◆ **AIM OF THE EXERCISE**: Find all lines in the listing that include the word "source", then copy them.

◆ **DATA EXTRACT**:
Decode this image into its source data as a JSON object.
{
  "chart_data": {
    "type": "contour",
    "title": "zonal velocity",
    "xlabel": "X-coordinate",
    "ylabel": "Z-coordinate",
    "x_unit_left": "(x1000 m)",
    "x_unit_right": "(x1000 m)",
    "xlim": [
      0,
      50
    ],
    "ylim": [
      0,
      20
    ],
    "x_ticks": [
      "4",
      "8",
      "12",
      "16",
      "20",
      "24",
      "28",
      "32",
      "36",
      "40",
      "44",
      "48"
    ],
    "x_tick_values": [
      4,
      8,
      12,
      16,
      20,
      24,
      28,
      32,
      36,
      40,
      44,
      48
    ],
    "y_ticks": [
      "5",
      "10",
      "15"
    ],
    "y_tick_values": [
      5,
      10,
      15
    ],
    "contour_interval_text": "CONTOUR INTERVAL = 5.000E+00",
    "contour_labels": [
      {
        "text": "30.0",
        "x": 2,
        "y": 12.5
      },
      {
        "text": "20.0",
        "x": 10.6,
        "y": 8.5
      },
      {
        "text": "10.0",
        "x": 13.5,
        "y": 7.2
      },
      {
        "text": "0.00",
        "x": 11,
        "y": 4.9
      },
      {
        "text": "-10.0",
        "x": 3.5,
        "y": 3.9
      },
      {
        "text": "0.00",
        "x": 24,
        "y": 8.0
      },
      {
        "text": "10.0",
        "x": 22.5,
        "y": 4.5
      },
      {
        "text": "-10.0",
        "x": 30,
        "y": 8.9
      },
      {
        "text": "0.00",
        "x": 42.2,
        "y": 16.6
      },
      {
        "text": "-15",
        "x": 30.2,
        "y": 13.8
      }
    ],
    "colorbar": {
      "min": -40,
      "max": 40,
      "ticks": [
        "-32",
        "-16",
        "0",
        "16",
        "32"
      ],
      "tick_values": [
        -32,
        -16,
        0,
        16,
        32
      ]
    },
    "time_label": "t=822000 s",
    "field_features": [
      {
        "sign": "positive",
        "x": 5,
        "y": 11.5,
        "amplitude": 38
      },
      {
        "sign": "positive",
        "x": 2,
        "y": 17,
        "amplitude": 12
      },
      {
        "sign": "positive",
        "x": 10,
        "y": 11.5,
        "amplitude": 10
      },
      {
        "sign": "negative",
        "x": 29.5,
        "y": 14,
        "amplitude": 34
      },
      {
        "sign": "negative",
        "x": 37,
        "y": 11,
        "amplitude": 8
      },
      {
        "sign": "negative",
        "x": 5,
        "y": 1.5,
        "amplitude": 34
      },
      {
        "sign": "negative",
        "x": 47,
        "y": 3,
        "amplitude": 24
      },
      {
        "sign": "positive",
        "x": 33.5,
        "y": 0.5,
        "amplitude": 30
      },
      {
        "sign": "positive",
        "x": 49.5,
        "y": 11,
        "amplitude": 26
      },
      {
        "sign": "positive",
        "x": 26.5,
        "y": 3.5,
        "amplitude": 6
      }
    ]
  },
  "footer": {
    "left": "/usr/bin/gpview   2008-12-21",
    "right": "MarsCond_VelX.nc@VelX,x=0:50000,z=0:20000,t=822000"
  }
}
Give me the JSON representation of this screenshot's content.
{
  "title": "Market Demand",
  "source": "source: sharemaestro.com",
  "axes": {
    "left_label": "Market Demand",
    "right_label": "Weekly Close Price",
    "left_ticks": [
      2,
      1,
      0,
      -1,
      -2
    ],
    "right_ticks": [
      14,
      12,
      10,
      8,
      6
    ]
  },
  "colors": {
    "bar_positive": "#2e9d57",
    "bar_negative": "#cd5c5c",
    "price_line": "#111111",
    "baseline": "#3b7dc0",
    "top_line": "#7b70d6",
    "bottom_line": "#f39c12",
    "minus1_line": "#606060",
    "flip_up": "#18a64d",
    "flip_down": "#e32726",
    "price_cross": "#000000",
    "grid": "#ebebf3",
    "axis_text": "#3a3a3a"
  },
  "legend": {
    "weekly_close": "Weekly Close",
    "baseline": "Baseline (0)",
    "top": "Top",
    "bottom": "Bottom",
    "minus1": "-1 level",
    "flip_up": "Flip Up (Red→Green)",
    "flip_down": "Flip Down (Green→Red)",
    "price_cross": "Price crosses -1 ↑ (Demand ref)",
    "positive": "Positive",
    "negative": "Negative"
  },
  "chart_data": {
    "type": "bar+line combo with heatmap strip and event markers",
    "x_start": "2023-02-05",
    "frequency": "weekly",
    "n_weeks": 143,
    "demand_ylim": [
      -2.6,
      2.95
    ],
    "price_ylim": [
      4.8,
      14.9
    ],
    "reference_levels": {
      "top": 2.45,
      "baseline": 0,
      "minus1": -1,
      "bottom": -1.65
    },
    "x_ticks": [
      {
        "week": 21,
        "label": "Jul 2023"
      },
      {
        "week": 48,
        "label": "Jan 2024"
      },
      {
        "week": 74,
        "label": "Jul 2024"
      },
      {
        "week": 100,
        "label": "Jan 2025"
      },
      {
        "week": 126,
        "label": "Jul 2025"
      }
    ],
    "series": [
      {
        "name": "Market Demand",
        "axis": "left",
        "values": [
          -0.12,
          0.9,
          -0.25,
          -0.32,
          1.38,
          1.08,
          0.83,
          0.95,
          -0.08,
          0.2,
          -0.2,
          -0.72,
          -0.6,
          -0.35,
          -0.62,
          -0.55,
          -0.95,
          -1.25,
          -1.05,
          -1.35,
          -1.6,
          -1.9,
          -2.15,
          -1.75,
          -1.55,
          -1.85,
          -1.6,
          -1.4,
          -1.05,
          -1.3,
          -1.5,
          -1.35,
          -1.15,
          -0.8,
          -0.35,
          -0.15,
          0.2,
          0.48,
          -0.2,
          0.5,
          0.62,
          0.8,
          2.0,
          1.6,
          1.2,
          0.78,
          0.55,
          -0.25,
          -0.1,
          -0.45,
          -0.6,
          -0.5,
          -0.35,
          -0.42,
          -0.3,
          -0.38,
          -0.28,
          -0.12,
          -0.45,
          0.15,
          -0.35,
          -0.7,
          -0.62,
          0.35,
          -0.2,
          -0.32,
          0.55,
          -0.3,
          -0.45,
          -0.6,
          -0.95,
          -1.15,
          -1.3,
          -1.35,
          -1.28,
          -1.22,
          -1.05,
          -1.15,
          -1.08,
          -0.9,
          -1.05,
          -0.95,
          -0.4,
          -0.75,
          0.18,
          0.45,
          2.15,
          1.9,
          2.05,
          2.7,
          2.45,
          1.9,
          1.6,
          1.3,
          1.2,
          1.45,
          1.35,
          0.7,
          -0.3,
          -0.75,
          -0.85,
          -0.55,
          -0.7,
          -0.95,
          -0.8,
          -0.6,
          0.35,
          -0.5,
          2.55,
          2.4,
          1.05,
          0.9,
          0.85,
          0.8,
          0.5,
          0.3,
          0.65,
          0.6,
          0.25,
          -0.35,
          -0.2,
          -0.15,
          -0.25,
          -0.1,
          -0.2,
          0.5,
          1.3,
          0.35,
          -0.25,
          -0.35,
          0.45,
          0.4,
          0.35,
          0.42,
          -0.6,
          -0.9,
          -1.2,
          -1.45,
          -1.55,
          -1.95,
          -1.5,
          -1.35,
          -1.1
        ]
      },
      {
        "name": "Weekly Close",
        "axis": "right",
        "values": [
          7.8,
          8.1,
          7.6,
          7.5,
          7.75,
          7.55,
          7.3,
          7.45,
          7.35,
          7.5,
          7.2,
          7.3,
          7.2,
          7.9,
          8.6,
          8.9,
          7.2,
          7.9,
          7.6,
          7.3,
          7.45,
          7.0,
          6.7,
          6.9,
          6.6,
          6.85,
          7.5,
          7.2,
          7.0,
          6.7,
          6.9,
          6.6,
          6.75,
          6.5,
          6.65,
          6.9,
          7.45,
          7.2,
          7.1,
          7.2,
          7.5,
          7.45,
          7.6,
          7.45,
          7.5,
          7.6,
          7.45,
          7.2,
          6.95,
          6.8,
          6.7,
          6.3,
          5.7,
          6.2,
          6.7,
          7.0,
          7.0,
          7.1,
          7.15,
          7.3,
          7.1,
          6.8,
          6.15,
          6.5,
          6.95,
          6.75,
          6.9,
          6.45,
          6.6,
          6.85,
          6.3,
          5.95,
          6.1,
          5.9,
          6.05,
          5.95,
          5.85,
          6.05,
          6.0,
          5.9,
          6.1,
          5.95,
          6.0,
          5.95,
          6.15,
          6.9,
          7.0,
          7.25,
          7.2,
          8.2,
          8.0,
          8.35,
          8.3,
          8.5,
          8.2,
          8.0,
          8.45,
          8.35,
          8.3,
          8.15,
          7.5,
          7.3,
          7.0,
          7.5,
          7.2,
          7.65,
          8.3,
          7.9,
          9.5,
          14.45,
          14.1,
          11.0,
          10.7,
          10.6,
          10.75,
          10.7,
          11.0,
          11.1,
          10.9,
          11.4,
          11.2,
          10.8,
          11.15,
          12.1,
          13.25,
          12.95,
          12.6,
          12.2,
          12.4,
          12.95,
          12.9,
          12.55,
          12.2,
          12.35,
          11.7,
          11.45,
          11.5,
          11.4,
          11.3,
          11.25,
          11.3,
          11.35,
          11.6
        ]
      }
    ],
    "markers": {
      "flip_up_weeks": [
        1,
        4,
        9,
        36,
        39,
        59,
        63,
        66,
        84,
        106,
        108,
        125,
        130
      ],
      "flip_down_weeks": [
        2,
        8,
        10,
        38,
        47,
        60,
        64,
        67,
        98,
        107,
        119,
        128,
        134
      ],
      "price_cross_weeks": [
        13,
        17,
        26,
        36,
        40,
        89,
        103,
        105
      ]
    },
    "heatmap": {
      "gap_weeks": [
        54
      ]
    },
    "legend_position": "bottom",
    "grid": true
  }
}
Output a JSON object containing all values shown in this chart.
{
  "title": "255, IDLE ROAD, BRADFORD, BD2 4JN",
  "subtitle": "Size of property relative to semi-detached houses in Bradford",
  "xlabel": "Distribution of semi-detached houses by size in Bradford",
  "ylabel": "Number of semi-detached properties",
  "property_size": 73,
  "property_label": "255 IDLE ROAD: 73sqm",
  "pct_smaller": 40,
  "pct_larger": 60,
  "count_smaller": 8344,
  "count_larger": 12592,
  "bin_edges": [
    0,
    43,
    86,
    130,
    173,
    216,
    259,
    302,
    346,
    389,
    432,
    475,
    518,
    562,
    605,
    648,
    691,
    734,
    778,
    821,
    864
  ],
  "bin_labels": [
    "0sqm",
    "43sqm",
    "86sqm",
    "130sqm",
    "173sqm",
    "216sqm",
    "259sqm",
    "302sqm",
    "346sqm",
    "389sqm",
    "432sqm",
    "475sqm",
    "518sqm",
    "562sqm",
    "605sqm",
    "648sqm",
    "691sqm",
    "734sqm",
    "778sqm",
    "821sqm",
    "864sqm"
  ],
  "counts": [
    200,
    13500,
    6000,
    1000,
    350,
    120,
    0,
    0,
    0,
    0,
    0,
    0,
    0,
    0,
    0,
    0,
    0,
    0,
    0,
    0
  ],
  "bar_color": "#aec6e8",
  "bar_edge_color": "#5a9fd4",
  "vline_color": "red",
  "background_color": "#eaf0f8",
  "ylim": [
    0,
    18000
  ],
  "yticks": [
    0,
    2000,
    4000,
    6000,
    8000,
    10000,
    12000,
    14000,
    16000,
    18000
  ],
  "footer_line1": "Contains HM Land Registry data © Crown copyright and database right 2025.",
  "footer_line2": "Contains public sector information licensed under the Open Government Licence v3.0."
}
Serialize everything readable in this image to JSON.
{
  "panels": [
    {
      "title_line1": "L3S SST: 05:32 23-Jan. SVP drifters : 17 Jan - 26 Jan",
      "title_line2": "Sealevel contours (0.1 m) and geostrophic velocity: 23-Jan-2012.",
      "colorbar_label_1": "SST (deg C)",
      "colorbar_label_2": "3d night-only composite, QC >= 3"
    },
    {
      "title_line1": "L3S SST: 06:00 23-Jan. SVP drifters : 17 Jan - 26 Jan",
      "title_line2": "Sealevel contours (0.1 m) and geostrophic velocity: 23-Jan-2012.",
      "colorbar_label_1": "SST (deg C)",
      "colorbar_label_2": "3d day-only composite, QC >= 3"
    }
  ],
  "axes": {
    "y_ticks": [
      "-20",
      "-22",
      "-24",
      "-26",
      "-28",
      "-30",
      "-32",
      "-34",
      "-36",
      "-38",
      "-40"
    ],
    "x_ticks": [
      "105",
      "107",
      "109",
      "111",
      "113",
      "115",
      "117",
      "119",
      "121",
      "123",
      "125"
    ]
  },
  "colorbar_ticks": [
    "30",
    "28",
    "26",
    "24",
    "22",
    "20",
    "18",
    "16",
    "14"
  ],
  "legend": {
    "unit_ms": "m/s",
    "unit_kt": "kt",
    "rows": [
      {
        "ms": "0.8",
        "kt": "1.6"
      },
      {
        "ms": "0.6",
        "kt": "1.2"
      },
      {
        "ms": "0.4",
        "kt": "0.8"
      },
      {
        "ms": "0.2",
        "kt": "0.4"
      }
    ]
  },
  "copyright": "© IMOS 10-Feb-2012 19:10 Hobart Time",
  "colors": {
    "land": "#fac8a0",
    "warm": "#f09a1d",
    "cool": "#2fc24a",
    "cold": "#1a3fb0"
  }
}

◆ **WORKED ANSWER**:
Decode this image into its source data as a JSON object.
  "source": "source: sharemaestro.com",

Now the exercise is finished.